### STATED EXERCISE
Where does the string "name" appear? Copy every line of the entries below that holds it.

### Structured figure records
# # # # #

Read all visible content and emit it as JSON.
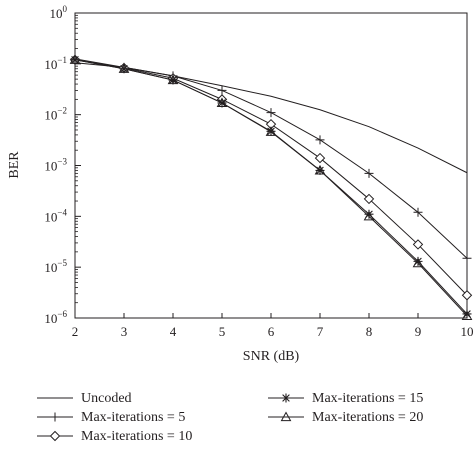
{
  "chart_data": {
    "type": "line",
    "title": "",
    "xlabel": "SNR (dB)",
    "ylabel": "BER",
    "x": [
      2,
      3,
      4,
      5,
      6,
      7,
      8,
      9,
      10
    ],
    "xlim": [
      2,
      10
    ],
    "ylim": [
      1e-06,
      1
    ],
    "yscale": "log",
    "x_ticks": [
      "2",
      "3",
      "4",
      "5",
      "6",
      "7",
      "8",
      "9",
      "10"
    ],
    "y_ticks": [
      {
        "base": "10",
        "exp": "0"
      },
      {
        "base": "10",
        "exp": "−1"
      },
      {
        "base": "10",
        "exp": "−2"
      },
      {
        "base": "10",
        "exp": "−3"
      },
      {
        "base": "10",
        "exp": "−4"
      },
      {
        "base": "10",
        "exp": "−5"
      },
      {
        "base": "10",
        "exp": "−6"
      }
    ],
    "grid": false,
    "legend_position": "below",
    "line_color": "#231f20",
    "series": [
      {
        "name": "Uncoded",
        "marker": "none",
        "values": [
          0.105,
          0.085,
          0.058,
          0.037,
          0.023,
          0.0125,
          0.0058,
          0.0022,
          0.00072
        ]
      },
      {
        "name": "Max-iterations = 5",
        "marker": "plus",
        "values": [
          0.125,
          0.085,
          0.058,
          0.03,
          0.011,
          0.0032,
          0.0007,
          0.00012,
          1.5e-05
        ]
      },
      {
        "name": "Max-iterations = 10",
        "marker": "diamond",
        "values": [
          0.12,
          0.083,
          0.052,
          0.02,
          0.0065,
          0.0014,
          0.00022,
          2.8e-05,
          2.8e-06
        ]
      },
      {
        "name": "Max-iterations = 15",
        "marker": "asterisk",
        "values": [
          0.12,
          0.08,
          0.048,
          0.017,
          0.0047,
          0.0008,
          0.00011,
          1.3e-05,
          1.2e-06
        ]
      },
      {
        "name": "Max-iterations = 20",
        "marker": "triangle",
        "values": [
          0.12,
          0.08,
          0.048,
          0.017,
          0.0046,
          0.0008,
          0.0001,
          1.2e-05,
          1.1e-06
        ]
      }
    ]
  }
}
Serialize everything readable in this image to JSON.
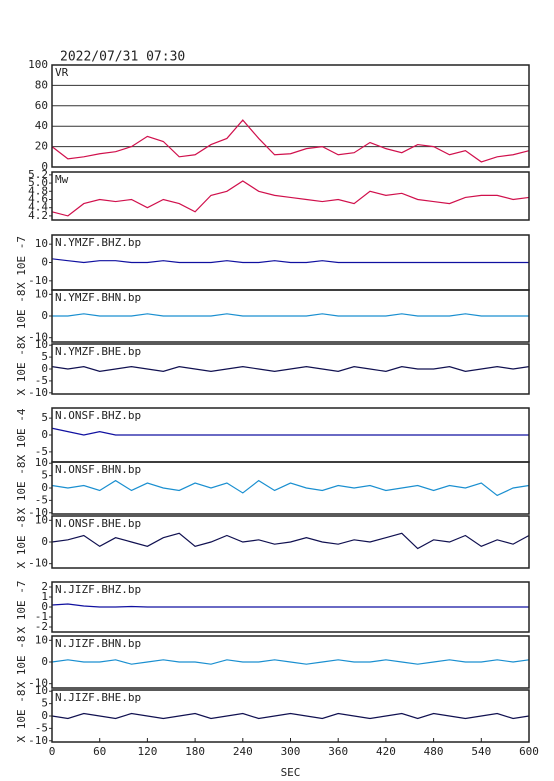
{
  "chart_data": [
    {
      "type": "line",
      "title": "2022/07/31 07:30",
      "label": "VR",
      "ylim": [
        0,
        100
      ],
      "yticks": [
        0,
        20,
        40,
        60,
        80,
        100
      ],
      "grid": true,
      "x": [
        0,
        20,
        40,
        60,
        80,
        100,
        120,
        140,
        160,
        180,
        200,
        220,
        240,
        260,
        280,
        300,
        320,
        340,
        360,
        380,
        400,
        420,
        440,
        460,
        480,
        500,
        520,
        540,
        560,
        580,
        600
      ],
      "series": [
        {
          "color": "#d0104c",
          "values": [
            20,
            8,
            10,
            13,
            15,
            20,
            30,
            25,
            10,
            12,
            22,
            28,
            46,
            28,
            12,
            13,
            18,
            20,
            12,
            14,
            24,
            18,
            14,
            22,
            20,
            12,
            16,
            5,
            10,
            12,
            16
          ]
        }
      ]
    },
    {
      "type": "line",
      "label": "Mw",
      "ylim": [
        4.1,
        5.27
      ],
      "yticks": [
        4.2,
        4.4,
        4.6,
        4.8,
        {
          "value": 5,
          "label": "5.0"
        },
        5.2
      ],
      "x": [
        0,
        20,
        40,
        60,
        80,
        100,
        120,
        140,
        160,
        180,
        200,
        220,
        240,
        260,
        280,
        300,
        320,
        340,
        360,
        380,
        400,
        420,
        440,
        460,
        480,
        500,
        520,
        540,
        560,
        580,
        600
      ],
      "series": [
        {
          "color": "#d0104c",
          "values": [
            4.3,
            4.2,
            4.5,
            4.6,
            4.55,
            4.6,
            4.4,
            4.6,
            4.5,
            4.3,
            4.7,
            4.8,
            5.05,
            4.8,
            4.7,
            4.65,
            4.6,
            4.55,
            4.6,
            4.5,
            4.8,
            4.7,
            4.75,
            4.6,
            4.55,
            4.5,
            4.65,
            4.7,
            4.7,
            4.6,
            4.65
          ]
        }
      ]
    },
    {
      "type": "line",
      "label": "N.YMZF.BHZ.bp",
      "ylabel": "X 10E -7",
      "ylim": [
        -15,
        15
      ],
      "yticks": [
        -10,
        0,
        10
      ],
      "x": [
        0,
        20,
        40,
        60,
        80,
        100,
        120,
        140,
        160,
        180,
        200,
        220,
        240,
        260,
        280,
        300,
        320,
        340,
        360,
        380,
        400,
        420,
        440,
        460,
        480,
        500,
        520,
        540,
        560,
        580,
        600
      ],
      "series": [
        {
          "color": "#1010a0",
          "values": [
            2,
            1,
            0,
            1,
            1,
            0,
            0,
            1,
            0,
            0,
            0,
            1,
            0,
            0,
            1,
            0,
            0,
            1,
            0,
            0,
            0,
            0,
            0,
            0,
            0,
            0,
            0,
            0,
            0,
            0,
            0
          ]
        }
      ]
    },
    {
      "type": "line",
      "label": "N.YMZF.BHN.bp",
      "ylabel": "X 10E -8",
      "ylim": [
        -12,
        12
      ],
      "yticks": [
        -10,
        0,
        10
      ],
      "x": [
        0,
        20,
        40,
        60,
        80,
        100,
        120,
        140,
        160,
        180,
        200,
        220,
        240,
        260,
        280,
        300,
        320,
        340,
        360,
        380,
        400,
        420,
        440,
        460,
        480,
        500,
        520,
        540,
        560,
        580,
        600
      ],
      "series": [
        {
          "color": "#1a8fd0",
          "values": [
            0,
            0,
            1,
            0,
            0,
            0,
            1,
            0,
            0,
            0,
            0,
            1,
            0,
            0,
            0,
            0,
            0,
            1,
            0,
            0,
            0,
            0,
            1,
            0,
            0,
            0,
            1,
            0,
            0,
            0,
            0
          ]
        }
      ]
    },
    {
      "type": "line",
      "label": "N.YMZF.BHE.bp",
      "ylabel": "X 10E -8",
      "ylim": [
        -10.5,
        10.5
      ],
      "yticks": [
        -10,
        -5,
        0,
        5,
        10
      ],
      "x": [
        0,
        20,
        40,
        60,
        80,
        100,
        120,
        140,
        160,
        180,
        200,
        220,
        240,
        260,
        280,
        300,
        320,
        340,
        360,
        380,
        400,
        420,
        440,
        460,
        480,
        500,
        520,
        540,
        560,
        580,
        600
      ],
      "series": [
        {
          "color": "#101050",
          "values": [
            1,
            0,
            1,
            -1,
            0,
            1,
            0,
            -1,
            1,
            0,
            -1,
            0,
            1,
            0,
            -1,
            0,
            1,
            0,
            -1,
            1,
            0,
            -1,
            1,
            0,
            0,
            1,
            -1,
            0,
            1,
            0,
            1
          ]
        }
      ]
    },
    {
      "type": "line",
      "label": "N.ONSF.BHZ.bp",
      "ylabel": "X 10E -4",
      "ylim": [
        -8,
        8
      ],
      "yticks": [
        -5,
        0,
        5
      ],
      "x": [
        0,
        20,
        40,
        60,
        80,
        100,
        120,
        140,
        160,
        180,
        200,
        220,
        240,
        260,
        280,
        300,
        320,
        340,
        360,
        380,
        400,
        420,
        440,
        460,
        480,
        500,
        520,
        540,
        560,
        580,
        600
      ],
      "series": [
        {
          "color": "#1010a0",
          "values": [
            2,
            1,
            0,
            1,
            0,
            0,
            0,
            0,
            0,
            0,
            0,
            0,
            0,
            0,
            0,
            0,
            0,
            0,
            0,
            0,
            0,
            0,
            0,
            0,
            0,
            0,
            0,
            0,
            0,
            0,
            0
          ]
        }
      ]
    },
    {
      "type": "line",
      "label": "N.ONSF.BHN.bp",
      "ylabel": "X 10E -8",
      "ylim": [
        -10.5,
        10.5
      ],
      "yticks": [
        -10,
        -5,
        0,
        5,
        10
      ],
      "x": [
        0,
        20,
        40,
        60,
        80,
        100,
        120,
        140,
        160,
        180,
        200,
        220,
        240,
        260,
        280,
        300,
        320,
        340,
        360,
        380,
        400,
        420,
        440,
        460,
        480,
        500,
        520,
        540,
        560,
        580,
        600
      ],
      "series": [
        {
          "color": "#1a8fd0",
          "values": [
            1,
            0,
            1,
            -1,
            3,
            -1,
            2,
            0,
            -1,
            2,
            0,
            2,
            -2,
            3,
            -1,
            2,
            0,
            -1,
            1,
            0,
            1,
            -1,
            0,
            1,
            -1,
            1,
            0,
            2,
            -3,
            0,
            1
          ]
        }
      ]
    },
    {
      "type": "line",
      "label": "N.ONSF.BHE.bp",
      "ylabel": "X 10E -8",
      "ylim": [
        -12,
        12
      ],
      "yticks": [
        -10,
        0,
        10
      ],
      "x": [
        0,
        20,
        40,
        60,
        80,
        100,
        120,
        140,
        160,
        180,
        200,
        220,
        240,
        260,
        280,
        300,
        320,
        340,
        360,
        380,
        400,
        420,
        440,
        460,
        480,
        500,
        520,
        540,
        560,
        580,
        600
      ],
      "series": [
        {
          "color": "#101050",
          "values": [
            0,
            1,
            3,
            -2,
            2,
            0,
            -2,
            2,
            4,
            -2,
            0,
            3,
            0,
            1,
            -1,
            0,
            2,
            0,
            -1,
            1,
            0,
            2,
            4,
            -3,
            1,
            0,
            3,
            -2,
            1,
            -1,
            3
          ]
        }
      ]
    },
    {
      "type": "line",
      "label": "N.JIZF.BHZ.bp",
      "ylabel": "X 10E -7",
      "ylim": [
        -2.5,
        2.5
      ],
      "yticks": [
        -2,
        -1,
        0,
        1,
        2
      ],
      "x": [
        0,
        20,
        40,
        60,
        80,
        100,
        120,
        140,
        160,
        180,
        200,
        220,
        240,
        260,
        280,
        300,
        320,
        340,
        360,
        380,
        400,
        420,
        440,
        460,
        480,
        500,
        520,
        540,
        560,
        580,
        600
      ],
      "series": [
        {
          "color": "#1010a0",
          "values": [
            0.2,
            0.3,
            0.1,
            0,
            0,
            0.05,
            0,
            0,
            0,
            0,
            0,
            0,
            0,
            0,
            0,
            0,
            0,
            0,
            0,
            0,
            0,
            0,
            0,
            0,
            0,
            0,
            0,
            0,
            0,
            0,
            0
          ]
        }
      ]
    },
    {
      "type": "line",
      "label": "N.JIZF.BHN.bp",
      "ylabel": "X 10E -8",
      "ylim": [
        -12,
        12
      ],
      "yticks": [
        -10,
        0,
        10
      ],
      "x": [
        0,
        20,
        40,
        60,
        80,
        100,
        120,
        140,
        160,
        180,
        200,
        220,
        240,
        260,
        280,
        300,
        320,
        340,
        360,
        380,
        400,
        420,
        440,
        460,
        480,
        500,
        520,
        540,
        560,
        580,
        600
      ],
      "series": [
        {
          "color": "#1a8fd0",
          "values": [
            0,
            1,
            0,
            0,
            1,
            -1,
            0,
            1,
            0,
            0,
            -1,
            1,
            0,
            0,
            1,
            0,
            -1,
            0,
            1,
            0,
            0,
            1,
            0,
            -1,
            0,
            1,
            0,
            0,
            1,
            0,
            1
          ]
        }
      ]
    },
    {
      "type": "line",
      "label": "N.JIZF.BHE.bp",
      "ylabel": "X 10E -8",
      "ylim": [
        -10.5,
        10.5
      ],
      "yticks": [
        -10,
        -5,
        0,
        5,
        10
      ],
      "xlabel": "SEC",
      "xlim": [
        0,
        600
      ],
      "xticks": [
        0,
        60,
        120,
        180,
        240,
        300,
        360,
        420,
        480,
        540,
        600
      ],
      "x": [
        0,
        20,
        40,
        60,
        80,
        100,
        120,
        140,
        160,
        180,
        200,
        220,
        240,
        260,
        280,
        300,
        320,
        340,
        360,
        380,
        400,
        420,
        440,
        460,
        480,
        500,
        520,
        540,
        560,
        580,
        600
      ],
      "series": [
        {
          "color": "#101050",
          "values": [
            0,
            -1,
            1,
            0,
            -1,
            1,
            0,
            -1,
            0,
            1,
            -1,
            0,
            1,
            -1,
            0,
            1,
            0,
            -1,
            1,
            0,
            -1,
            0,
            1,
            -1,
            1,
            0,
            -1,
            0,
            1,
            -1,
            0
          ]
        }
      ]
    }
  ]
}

# # # # #

### RESPONSE
        "name": "Uncoded",
        "name": "Max-iterations = 5",
        "name": "Max-iterations = 10",
        "name": "Max-iterations = 15",
        "name": "Max-iterations = 20",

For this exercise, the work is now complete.